• What you are asked to do: Note each line that includes the word "Velocity". Copy those lines.

Figure data in JSON:
::::
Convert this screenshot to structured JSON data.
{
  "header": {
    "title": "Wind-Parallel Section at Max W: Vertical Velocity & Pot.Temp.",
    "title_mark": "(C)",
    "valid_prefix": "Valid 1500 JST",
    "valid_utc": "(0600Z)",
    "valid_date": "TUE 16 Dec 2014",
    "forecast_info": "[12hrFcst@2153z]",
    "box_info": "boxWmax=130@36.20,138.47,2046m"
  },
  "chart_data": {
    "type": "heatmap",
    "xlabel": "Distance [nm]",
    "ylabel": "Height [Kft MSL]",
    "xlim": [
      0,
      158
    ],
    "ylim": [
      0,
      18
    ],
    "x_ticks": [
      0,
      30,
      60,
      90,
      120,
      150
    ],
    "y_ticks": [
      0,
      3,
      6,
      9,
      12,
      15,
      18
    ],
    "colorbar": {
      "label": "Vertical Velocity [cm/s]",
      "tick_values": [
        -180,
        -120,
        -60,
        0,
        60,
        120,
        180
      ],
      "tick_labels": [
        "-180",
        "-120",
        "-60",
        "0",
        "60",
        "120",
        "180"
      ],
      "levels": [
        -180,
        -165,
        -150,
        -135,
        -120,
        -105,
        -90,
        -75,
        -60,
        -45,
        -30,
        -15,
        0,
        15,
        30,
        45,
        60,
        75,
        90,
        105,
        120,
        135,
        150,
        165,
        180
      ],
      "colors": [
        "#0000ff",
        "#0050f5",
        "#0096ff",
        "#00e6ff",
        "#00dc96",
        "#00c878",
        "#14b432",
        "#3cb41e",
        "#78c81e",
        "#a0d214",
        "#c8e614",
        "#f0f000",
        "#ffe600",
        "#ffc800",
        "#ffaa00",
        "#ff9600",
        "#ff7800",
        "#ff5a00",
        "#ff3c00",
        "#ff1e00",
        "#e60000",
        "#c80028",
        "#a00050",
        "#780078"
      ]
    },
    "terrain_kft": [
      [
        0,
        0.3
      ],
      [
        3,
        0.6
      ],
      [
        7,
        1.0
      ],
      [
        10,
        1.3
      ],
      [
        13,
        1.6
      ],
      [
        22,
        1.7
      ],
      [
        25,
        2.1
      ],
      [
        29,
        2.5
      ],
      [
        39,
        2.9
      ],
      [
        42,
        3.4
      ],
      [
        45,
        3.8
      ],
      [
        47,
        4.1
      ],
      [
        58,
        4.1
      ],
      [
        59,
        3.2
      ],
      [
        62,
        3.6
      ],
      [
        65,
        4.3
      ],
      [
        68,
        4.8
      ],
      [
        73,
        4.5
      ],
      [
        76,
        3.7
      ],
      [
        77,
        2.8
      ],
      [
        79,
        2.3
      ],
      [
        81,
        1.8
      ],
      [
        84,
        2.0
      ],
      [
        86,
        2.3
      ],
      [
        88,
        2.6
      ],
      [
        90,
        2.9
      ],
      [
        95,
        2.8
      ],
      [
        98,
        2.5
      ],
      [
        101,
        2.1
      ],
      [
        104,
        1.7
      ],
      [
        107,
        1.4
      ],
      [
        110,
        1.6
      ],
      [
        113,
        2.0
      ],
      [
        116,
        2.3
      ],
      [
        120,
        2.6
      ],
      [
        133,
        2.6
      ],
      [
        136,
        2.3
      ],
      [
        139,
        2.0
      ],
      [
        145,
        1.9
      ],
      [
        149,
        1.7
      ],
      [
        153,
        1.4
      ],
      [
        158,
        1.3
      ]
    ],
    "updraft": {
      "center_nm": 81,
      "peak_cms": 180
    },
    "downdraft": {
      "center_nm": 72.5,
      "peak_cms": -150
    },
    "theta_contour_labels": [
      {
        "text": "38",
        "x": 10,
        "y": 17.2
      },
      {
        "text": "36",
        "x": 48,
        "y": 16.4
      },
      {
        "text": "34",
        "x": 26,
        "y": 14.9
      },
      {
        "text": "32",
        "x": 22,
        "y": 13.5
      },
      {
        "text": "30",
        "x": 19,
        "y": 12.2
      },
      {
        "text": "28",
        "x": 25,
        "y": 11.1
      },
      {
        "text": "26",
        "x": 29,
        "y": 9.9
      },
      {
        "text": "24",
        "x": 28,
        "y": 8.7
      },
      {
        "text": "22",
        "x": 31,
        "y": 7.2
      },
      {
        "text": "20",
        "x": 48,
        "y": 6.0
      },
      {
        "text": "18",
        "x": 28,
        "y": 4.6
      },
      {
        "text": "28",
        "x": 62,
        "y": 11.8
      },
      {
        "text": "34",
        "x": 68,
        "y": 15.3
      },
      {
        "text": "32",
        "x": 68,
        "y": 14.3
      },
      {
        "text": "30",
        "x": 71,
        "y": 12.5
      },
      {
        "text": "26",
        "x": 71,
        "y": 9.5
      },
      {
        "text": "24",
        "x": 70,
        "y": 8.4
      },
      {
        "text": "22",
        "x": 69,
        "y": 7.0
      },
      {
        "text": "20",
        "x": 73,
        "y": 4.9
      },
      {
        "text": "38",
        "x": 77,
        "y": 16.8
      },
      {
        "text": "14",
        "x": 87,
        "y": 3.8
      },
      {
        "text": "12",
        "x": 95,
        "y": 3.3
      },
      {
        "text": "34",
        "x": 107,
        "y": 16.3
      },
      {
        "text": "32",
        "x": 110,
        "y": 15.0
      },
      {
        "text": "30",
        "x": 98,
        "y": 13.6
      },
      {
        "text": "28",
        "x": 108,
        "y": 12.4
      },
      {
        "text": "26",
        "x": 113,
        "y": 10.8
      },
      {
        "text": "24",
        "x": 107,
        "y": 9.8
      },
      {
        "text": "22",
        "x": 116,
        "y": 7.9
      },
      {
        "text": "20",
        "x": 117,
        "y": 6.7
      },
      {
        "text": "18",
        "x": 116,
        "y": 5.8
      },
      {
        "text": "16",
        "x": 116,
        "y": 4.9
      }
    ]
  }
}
::::
• Exercise answer:
    "title": "Wind-Parallel Section at Max W: Vertical Velocity & Pot.Temp.",
      "label": "Vertical Velocity [cm/s]",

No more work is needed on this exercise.